OBJECTIVE:
Images excluded, repeat each entry below exactly.

INFORMATION SHOWN:
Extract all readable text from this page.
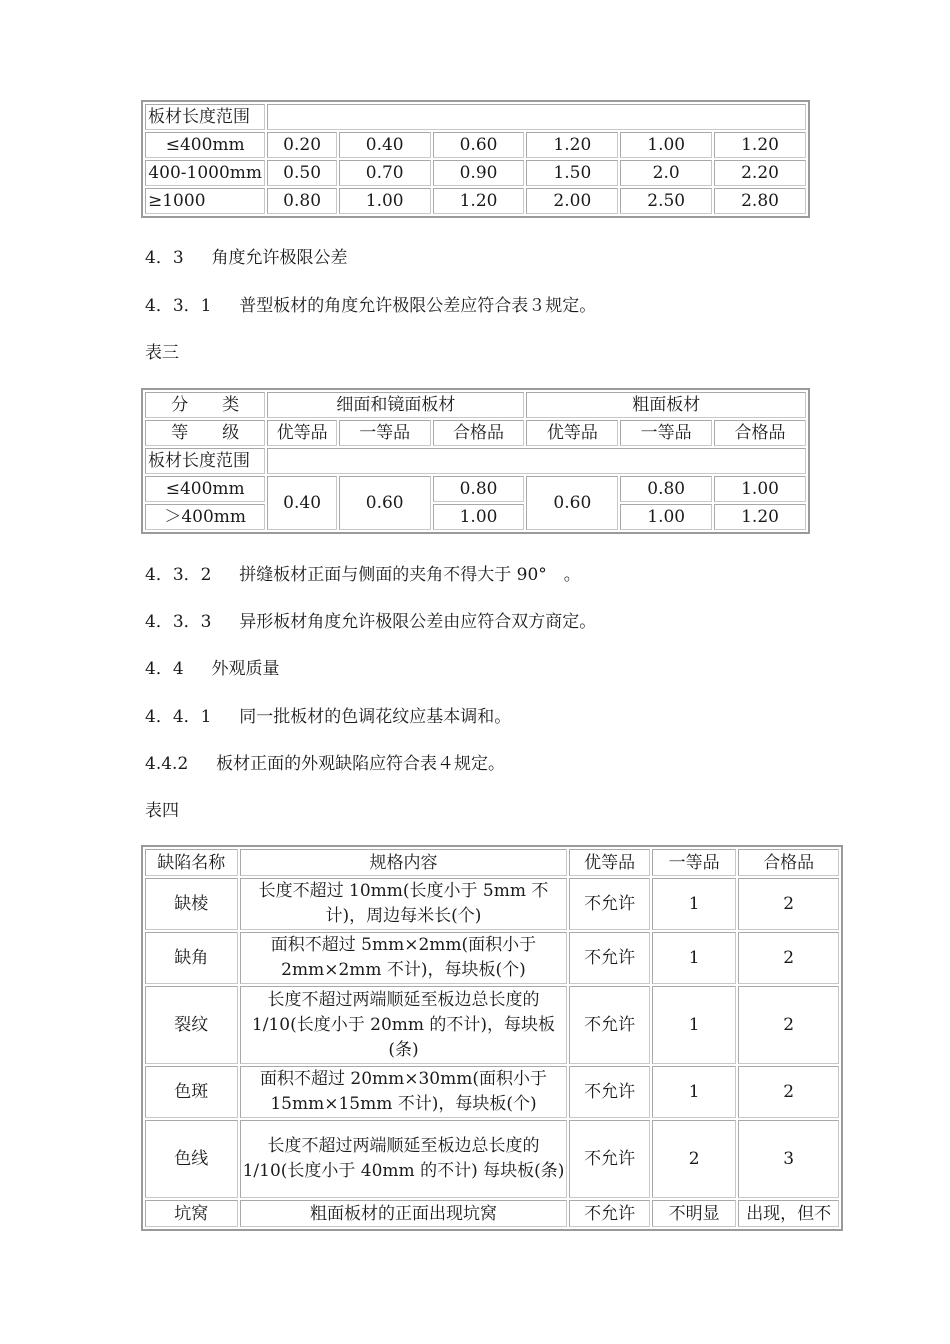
板材长度范围						
≤400mm	0.20	0.40	0.60	1.20	1.00	1.20
400-1000mm	0.50	0.70	0.90	1.50	2.0	2.20
≥1000	0.80	1.00	1.20	2.00	2.50	2.80

4．3　  角度允许极限公差

4．3．1　  普型板材的角度允许极限公差应符合表３规定。

表三

分　　类	细面和镜面板材			粗面板材		
等　　级	优等品	一等品	合格品	优等品	一等品	合格品
板材长度范围						
≤400mm	0.40	0.60	0.80	0.60	0.80	1.00
＞400mm			1.00		1.00	1.20

4．3．2　  拼缝板材正面与侧面的夹角不得大于 90°　。

4．3．3　  异形板材角度允许极限公差由应符合双方商定。

4．4　  外观质量

4．4．1　  同一批板材的色调花纹应基本调和。

4.4.2　  板材正面的外观缺陷应符合表４规定。

表四

缺陷名称	规格内容	优等品	一等品	合格品
缺棱	长度不超过 10mm(长度小于 5mm 不计)，周边每米长(个)	不允许	1	2
缺角	面积不超过 5mm×2mm(面积小于 2mm×2mm 不计)，每块板(个)	不允许	1	2
裂纹	长度不超过两端顺延至板边总长度的 1/10(长度小于 20mm 的不计)，每块板(条)	不允许	1	2
色斑	面积不超过 20mm×30mm(面积小于 15mm×15mm 不计)，每块板(个)	不允许	1	2
色线	长度不超过两端顺延至板边总长度的 1/10(长度小于 40mm 的不计) 每块板(条)	不允许	2	3
坑窝	粗面板材的正面出现坑窝	不允许	不明显	出现，但不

EXERCISE ANSWER:
Extract all readable text from this page.
板材长度范围						
≤400mm	0.20	0.40	0.60	1.20	1.00	1.20
400-1000mm	0.50	0.70	0.90	1.50	2.0	2.20
≥1000	0.80	1.00	1.20	2.00	2.50	2.80

4．3　  角度允许极限公差

4．3．1　  普型板材的角度允许极限公差应符合表３规定。

表三

分　　类	细面和镜面板材			粗面板材		
等　　级	优等品	一等品	合格品	优等品	一等品	合格品
板材长度范围						
≤400mm	0.40	0.60	0.80	0.60	0.80	1.00
＞400mm			1.00		1.00	1.20

4．3．2　  拼缝板材正面与侧面的夹角不得大于 90°　。

4．3．3　  异形板材角度允许极限公差由应符合双方商定。

4．4　  外观质量

4．4．1　  同一批板材的色调花纹应基本调和。

4.4.2　  板材正面的外观缺陷应符合表４规定。

表四

缺陷名称	规格内容	优等品	一等品	合格品
缺棱	长度不超过 10mm(长度小于 5mm 不计)，周边每米长(个)	不允许	1	2
缺角	面积不超过 5mm×2mm(面积小于 2mm×2mm 不计)，每块板(个)	不允许	1	2
裂纹	长度不超过两端顺延至板边总长度的 1/10(长度小于 20mm 的不计)，每块板(条)	不允许	1	2
色斑	面积不超过 20mm×30mm(面积小于 15mm×15mm 不计)，每块板(个)	不允许	1	2
色线	长度不超过两端顺延至板边总长度的 1/10(长度小于 40mm 的不计) 每块板(条)	不允许	2	3
坑窝	粗面板材的正面出现坑窝	不允许	不明显	出现，但不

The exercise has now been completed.